[Dataset items]
........
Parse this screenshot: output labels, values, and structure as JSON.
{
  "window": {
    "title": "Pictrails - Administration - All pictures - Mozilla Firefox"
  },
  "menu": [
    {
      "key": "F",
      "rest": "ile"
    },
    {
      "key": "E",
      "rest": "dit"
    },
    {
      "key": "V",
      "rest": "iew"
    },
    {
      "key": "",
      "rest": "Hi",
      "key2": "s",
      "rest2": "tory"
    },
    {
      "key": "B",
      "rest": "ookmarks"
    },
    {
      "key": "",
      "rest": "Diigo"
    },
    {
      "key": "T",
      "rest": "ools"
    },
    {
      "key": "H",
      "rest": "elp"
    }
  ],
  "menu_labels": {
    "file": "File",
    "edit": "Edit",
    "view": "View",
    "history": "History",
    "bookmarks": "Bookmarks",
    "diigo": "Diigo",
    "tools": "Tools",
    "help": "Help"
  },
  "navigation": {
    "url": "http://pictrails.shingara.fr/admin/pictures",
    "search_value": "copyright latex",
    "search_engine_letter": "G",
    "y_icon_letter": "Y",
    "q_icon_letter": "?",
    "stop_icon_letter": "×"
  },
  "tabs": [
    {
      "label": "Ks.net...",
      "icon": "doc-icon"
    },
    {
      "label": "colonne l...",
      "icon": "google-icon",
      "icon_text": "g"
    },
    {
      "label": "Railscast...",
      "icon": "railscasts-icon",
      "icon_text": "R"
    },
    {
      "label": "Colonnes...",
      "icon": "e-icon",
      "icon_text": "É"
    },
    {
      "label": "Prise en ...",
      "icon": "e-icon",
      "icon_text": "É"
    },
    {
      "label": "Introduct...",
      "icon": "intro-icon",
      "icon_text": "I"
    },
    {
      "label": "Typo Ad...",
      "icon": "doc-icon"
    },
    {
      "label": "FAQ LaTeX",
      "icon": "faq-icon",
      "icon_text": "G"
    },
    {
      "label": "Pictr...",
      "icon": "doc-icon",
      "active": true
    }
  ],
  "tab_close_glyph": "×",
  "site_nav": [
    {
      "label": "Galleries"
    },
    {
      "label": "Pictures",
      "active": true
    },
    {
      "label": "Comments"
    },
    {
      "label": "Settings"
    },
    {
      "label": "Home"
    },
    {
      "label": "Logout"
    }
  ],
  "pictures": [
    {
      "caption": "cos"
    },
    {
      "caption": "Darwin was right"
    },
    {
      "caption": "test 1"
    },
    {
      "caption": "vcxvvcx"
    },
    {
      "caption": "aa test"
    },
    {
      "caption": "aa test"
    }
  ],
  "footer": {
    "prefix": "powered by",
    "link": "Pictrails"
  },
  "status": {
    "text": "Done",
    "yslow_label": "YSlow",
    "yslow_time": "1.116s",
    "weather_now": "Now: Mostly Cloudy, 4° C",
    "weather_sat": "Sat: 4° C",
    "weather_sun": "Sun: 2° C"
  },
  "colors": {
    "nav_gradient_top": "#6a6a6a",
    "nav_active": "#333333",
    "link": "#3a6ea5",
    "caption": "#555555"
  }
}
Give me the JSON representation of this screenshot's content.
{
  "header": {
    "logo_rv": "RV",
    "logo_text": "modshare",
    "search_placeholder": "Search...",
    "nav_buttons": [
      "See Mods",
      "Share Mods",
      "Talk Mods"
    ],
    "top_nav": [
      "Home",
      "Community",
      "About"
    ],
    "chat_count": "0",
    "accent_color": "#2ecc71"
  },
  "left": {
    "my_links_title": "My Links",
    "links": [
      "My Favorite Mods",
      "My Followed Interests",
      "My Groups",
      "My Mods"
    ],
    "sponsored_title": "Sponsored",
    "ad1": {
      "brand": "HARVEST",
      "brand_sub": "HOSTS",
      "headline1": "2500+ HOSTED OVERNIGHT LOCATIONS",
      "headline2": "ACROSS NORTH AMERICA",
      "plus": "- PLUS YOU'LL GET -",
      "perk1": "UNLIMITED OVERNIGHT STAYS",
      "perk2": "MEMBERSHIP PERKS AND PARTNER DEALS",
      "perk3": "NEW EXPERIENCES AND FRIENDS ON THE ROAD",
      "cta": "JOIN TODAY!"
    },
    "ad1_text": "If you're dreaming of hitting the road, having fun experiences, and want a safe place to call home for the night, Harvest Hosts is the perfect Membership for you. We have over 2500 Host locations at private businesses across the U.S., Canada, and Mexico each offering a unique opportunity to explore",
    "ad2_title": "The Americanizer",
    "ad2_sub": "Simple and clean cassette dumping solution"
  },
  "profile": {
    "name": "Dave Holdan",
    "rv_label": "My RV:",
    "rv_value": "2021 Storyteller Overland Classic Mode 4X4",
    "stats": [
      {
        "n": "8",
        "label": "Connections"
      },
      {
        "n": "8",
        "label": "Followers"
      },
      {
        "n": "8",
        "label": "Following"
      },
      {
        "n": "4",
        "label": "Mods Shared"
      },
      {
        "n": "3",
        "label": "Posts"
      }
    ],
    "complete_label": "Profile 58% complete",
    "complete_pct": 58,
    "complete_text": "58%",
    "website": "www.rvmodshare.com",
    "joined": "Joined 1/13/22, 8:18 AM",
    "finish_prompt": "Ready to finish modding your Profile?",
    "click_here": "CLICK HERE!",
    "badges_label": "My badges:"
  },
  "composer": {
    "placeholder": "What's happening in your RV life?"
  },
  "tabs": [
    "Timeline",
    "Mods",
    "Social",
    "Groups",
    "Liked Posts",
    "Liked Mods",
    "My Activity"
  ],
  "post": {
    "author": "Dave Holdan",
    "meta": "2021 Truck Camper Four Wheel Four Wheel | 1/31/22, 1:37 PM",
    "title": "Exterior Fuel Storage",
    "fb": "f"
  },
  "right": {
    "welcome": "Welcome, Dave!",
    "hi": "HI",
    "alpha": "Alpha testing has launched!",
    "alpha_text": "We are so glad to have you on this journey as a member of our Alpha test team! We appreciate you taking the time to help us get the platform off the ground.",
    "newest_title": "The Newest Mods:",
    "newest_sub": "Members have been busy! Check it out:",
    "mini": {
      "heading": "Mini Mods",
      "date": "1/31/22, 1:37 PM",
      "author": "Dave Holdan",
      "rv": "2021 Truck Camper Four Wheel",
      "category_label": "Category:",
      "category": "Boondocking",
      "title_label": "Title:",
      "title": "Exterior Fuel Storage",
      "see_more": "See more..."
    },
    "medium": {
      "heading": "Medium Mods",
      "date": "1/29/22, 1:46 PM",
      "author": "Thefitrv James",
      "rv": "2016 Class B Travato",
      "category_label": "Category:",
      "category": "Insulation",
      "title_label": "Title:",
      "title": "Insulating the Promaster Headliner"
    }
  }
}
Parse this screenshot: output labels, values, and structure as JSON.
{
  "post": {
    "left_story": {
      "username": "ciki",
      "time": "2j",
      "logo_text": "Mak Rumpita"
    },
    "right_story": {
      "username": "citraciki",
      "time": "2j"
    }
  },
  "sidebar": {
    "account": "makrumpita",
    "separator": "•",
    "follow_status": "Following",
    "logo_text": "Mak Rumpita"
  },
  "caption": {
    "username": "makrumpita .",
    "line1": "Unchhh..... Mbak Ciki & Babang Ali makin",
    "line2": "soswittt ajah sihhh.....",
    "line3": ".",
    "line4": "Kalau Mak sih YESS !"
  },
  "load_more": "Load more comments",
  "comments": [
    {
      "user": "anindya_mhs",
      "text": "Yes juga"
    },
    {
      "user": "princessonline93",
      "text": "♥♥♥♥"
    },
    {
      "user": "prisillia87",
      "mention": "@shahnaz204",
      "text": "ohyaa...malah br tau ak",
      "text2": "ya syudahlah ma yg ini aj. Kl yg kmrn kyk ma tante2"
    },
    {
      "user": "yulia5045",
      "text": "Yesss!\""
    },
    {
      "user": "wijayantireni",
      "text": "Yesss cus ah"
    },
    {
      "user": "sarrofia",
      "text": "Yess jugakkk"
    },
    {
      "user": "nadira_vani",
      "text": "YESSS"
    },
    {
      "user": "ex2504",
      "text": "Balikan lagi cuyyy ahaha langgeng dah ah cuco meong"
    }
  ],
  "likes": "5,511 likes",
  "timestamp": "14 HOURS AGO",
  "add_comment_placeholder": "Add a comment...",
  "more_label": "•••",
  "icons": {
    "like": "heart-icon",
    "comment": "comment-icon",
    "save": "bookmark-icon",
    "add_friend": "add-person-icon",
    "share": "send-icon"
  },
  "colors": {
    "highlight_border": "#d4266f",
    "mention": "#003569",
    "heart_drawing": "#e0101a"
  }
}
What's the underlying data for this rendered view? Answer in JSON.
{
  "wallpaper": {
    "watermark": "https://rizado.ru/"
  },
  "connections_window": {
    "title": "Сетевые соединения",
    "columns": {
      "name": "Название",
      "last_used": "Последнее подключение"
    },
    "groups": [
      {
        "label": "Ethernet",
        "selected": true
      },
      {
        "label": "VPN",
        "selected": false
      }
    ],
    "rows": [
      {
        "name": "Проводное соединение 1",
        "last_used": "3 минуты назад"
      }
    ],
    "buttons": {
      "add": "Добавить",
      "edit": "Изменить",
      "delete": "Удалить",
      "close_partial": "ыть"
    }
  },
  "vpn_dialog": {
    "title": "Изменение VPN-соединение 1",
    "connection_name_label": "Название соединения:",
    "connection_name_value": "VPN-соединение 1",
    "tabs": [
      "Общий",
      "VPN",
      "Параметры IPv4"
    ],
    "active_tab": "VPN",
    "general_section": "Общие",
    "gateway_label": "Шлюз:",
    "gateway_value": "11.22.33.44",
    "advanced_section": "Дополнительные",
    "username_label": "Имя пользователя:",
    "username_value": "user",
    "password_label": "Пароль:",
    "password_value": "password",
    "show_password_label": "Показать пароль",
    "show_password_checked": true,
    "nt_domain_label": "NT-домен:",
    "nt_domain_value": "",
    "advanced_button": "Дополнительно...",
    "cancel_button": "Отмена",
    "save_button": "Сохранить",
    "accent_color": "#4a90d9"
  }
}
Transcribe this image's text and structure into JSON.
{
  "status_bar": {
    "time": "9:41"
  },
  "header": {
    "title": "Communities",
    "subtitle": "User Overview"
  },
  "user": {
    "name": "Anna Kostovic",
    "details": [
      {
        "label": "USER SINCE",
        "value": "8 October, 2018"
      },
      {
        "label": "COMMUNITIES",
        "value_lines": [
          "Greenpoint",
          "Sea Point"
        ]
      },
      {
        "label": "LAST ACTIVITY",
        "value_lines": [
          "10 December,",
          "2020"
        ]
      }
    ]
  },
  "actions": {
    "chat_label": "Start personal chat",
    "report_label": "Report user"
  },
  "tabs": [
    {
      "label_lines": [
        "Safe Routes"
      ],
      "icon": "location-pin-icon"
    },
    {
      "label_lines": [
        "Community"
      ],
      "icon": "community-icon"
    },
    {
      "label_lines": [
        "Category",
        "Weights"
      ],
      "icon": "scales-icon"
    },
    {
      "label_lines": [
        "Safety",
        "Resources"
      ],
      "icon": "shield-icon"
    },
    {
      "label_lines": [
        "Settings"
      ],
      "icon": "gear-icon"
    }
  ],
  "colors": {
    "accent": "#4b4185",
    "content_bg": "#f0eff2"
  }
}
........
- EXERCISE
Show every line that contains the word "Название".

- IN RESPONSE
      "name": "Название",
    "connection_name_label": "Название соединения:",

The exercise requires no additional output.